▸ **Problem to work on**: Transcribe the lines below verbatim, skipping the images.

▸ **Record set**:
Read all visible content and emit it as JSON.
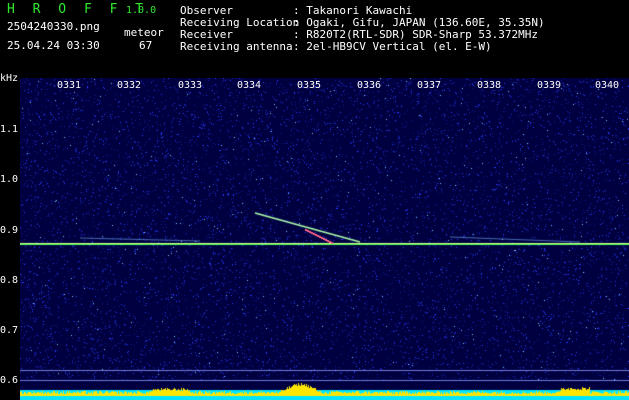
{
  "header": {
    "logo": "H R O F F T",
    "version": "1.0.0",
    "filename": "2504240330.png",
    "datetime": "25.04.24 03:30",
    "meteor_label": "meteor",
    "meteor_count": "67",
    "info": [
      {
        "label": "Observer",
        "value": ": Takanori Kawachi"
      },
      {
        "label": "Receiving Location",
        "value": ": Ogaki, Gifu, JAPAN (136.60E, 35.35N)"
      },
      {
        "label": "Receiver",
        "value": ": R820T2(RTL-SDR) SDR-Sharp 53.372MHz"
      },
      {
        "label": "Receiving antenna",
        "value": ": 2el-HB9CV Vertical (el. E-W)"
      }
    ]
  },
  "chart_data": {
    "type": "heatmap",
    "ylabel": "kHz",
    "x_ticks": [
      "0331",
      "0332",
      "0333",
      "0334",
      "0335",
      "0336",
      "0337",
      "0338",
      "0339",
      "0340"
    ],
    "y_ticks": [
      "1.1",
      "1.0",
      "0.9",
      "0.8",
      "0.7",
      "0.6"
    ],
    "ylim": [
      0.59,
      1.19
    ],
    "carrier_khz": 0.88,
    "colors": {
      "background": "#000040",
      "noise": "#2a3cff",
      "carrier": "#c8ff8c",
      "bottom_bar": "#00e5ff",
      "bottom_peaks": "#ffe600"
    }
  }
}
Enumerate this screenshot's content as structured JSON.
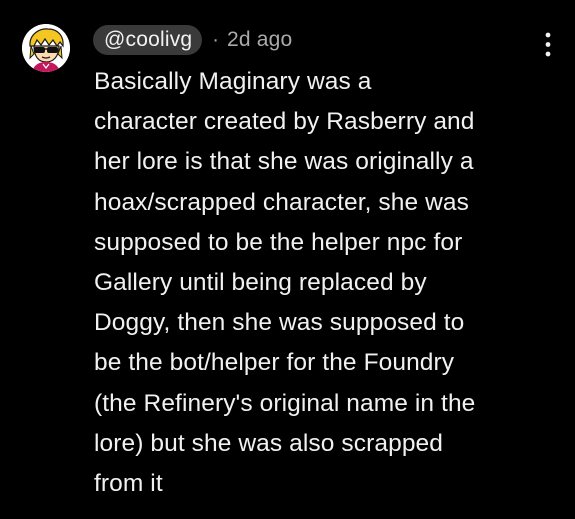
{
  "comment": {
    "author": "@coolivg",
    "separator": "·",
    "timestamp": "2d ago",
    "lines": [
      "Basically Maginary was a",
      "character created by Rasberry and",
      "her lore is that she was originally a",
      "hoax/scrapped character, she was",
      "supposed to be the helper npc for",
      "Gallery until being replaced by",
      "Doggy, then she was supposed to",
      "be the bot/helper for the Foundry",
      "(the Refinery's original name in the",
      "lore) but she was also scrapped",
      "from it"
    ],
    "avatar_icon": "cartoon-character-avatar-icon",
    "menu_icon": "more-vertical-icon"
  },
  "colors": {
    "background": "#000000",
    "text": "#f1f1f1",
    "secondary_text": "#aaaaaa",
    "handle_chip": "#3a3a3a"
  }
}
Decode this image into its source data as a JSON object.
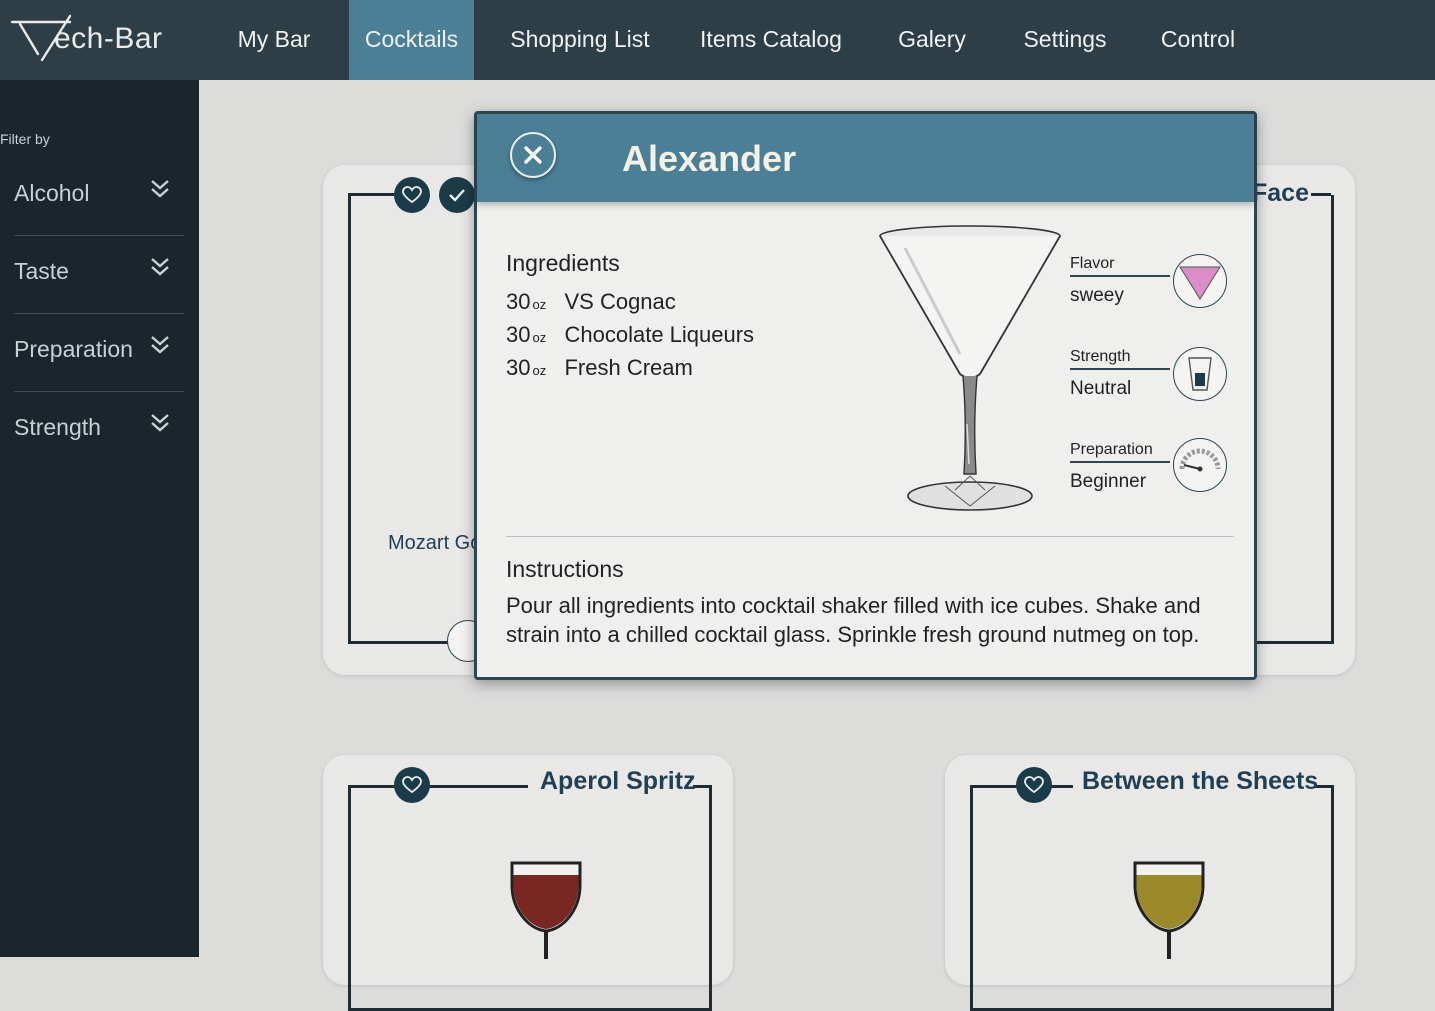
{
  "app": {
    "logo_text": "ech-Bar"
  },
  "nav": {
    "items": [
      {
        "label": "My Bar",
        "active": false
      },
      {
        "label": "Cocktails",
        "active": true
      },
      {
        "label": "Shopping List",
        "active": false
      },
      {
        "label": "Items Catalog",
        "active": false
      },
      {
        "label": "Galery",
        "active": false
      },
      {
        "label": "Settings",
        "active": false
      },
      {
        "label": "Control",
        "active": false
      }
    ]
  },
  "sidebar": {
    "filter_label": "Filter by",
    "filters": [
      {
        "label": "Alcohol",
        "icon": "double-chevron-down-icon"
      },
      {
        "label": "Taste",
        "icon": "double-chevron-down-icon"
      },
      {
        "label": "Preparation",
        "icon": "double-chevron-down-icon"
      },
      {
        "label": "Strength",
        "icon": "double-chevron-down-icon"
      }
    ]
  },
  "cards": {
    "left_top": {
      "partial_text": "Mozart Go"
    },
    "right_top": {
      "partial_title": "Face"
    },
    "bottom_left": {
      "title": "Aperol Spritz",
      "liquid_color": "#7a2622"
    },
    "bottom_right": {
      "title": "Between the Sheets",
      "liquid_color": "#9a8a2a"
    }
  },
  "modal": {
    "title": "Alexander",
    "close_icon": "close-icon",
    "ingredients_heading": "Ingredients",
    "ingredients": [
      {
        "qty": "30",
        "unit": "oz",
        "name": "VS Cognac"
      },
      {
        "qty": "30",
        "unit": "oz",
        "name": "Chocolate Liqueurs"
      },
      {
        "qty": "30",
        "unit": "oz",
        "name": "Fresh Cream"
      }
    ],
    "stats": {
      "flavor": {
        "label": "Flavor",
        "value": "sweey",
        "icon": "pink-triangle-icon",
        "color": "#d98fc6"
      },
      "strength": {
        "label": "Strength",
        "value": "Neutral",
        "icon": "shot-glass-icon"
      },
      "preparation": {
        "label": "Preparation",
        "value": "Beginner",
        "icon": "gauge-icon"
      }
    },
    "instructions_heading": "Instructions",
    "instructions": "Pour all ingredients into cocktail shaker filled with ice cubes. Shake and strain into a chilled cocktail glass. Sprinkle fresh ground nutmeg on top."
  },
  "colors": {
    "topbar": "#2d3e46",
    "accent": "#4a7f95",
    "sidebar": "#1b262c",
    "card_badge": "#1c3b48"
  }
}
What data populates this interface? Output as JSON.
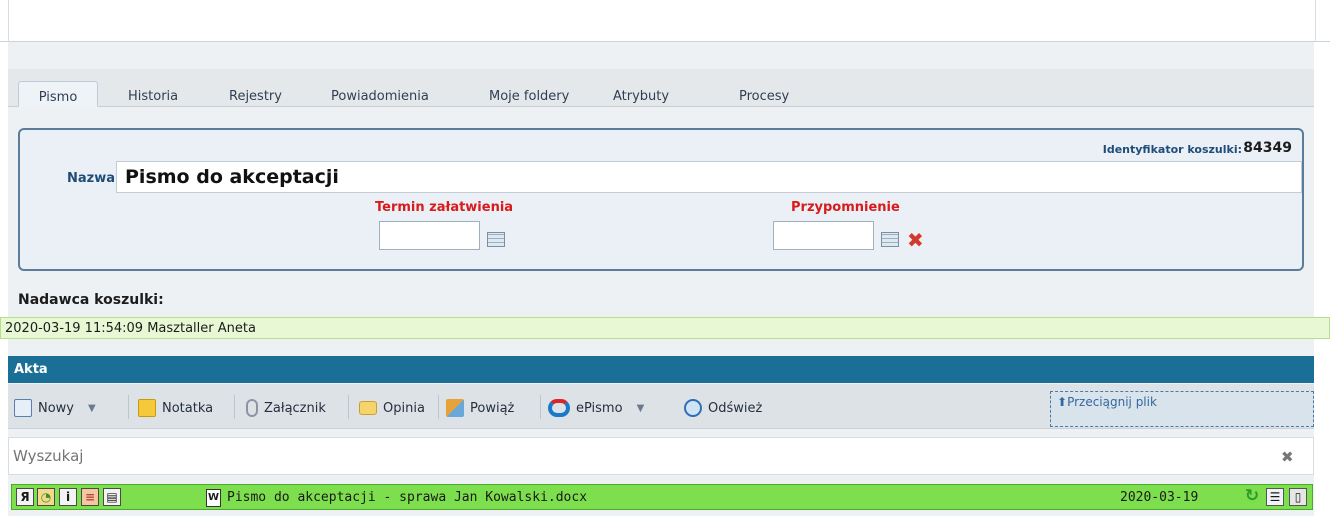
{
  "tabs": [
    {
      "label": "Pismo",
      "active": true
    },
    {
      "label": "Historia",
      "active": false
    },
    {
      "label": "Rejestry",
      "active": false
    },
    {
      "label": "Powiadomienia",
      "active": false
    },
    {
      "label": "Moje foldery",
      "active": false
    },
    {
      "label": "Atrybuty",
      "active": false
    },
    {
      "label": "Procesy",
      "active": false
    }
  ],
  "form": {
    "id_label": "Identyfikator koszulki:",
    "id_value": "84349",
    "name_label": "Nazwa",
    "name_value": "Pismo do akceptacji",
    "due_label": "Termin załatwienia",
    "due_value": "",
    "reminder_label": "Przypomnienie",
    "reminder_value": ""
  },
  "sender": {
    "label": "Nadawca koszulki:",
    "entry": "2020-03-19 11:54:09   Masztaller Aneta"
  },
  "akta": {
    "title": "Akta",
    "toolbar": {
      "new": "Nowy",
      "note": "Notatka",
      "attachment": "Załącznik",
      "opinion": "Opinia",
      "link": "Powiąż",
      "epismo": "ePismo",
      "refresh": "Odśwież"
    },
    "dropzone": "Przeciągnij plik",
    "search_placeholder": "Wyszukaj",
    "document": {
      "name": "Pismo do akceptacji - sprawa Jan Kowalski.docx",
      "date": "2020-03-19"
    }
  },
  "colors": {
    "accent": "#1a6f97",
    "label_red": "#d81b1b",
    "row_green": "#7ddf4d",
    "label_blue": "#1f4d78"
  }
}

▸ **Output of the exercise**:
Read all visible content and emit it as JSON.
{
  "header": {
    "logo": "H R O F F T",
    "version": "1.0.0",
    "filename": "2504240330.png",
    "datetime": "25.04.24 03:30",
    "meteor_label": "meteor",
    "meteor_count": "67",
    "info": [
      {
        "label": "Observer",
        "value": ": Takanori Kawachi"
      },
      {
        "label": "Receiving Location",
        "value": ": Ogaki, Gifu, JAPAN (136.60E, 35.35N)"
      },
      {
        "label": "Receiver",
        "value": ": R820T2(RTL-SDR) SDR-Sharp 53.372MHz"
      },
      {
        "label": "Receiving antenna",
        "value": ": 2el-HB9CV Vertical (el. E-W)"
      }
    ]
  },
  "chart_data": {
    "type": "heatmap",
    "ylabel": "kHz",
    "x_ticks": [
      "0331",
      "0332",
      "0333",
      "0334",
      "0335",
      "0336",
      "0337",
      "0338",
      "0339",
      "0340"
    ],
    "y_ticks": [
      "1.1",
      "1.0",
      "0.9",
      "0.8",
      "0.7",
      "0.6"
    ],
    "ylim": [
      0.59,
      1.19
    ],
    "carrier_khz": 0.88,
    "colors": {
      "background": "#000040",
      "noise": "#2a3cff",
      "carrier": "#c8ff8c",
      "bottom_bar": "#00e5ff",
      "bottom_peaks": "#ffe600"
    }
  }
}
Enumerate this screenshot's content as structured JSON.
{
  "comment": {
    "author": "@coolivg",
    "separator": "·",
    "timestamp": "2d ago",
    "lines": [
      "Basically Maginary was a",
      "character created by Rasberry and",
      "her lore is that she was originally a",
      "hoax/scrapped character, she was",
      "supposed to be the helper npc for",
      "Gallery until being replaced by",
      "Doggy, then she was supposed to",
      "be the bot/helper for the Foundry",
      "(the Refinery's original name in the",
      "lore) but she was also scrapped",
      "from it"
    ],
    "avatar_icon": "cartoon-character-avatar-icon",
    "menu_icon": "more-vertical-icon"
  },
  "colors": {
    "background": "#000000",
    "text": "#f1f1f1",
    "secondary_text": "#aaaaaa",
    "handle_chip": "#3a3a3a"
  }
}
Decode this image into its source data as a JSON object.
{
  "app": {
    "logo_text": "ech-Bar"
  },
  "nav": {
    "items": [
      {
        "label": "My Bar",
        "active": false
      },
      {
        "label": "Cocktails",
        "active": true
      },
      {
        "label": "Shopping List",
        "active": false
      },
      {
        "label": "Items Catalog",
        "active": false
      },
      {
        "label": "Galery",
        "active": false
      },
      {
        "label": "Settings",
        "active": false
      },
      {
        "label": "Control",
        "active": false
      }
    ]
  },
  "sidebar": {
    "filter_label": "Filter by",
    "filters": [
      {
        "label": "Alcohol",
        "icon": "double-chevron-down-icon"
      },
      {
        "label": "Taste",
        "icon": "double-chevron-down-icon"
      },
      {
        "label": "Preparation",
        "icon": "double-chevron-down-icon"
      },
      {
        "label": "Strength",
        "icon": "double-chevron-down-icon"
      }
    ]
  },
  "cards": {
    "left_top": {
      "partial_text": "Mozart Go"
    },
    "right_top": {
      "partial_title": "Face"
    },
    "bottom_left": {
      "title": "Aperol Spritz",
      "liquid_color": "#7a2622"
    },
    "bottom_right": {
      "title": "Between the Sheets",
      "liquid_color": "#9a8a2a"
    }
  },
  "modal": {
    "title": "Alexander",
    "close_icon": "close-icon",
    "ingredients_heading": "Ingredients",
    "ingredients": [
      {
        "qty": "30",
        "unit": "oz",
        "name": "VS Cognac"
      },
      {
        "qty": "30",
        "unit": "oz",
        "name": "Chocolate Liqueurs"
      },
      {
        "qty": "30",
        "unit": "oz",
        "name": "Fresh Cream"
      }
    ],
    "stats": {
      "flavor": {
        "label": "Flavor",
        "value": "sweey",
        "icon": "pink-triangle-icon",
        "color": "#d98fc6"
      },
      "strength": {
        "label": "Strength",
        "value": "Neutral",
        "icon": "shot-glass-icon"
      },
      "preparation": {
        "label": "Preparation",
        "value": "Beginner",
        "icon": "gauge-icon"
      }
    },
    "instructions_heading": "Instructions",
    "instructions": "Pour all ingredients into cocktail shaker filled with ice cubes. Shake and strain into a chilled cocktail glass. Sprinkle fresh ground nutmeg on top."
  },
  "colors": {
    "topbar": "#2d3e46",
    "accent": "#4a7f95",
    "sidebar": "#1b262c",
    "card_badge": "#1c3b48"
  }
}
What data populates this interface? Output as JSON.
{
  "tabs": [
    {
      "label": "Pismo",
      "active": true
    },
    {
      "label": "Historia",
      "active": false
    },
    {
      "label": "Rejestry",
      "active": false
    },
    {
      "label": "Powiadomienia",
      "active": false
    },
    {
      "label": "Moje foldery",
      "active": false
    },
    {
      "label": "Atrybuty",
      "active": false
    },
    {
      "label": "Procesy",
      "active": false
    }
  ],
  "form": {
    "id_label": "Identyfikator koszulki:",
    "id_value": "84349",
    "name_label": "Nazwa",
    "name_value": "Pismo do akceptacji",
    "due_label": "Termin załatwienia",
    "due_value": "",
    "reminder_label": "Przypomnienie",
    "reminder_value": ""
  },
  "sender": {
    "label": "Nadawca koszulki:",
    "entry": "2020-03-19 11:54:09   Masztaller Aneta"
  },
  "akta": {
    "title": "Akta",
    "toolbar": {
      "new": "Nowy",
      "note": "Notatka",
      "attachment": "Załącznik",
      "opinion": "Opinia",
      "link": "Powiąż",
      "epismo": "ePismo",
      "refresh": "Odśwież"
    },
    "dropzone": "Przeciągnij plik",
    "search_placeholder": "Wyszukaj",
    "document": {
      "name": "Pismo do akceptacji - sprawa Jan Kowalski.docx",
      "date": "2020-03-19"
    }
  },
  "colors": {
    "accent": "#1a6f97",
    "label_red": "#d81b1b",
    "row_green": "#7ddf4d",
    "label_blue": "#1f4d78"
  }
}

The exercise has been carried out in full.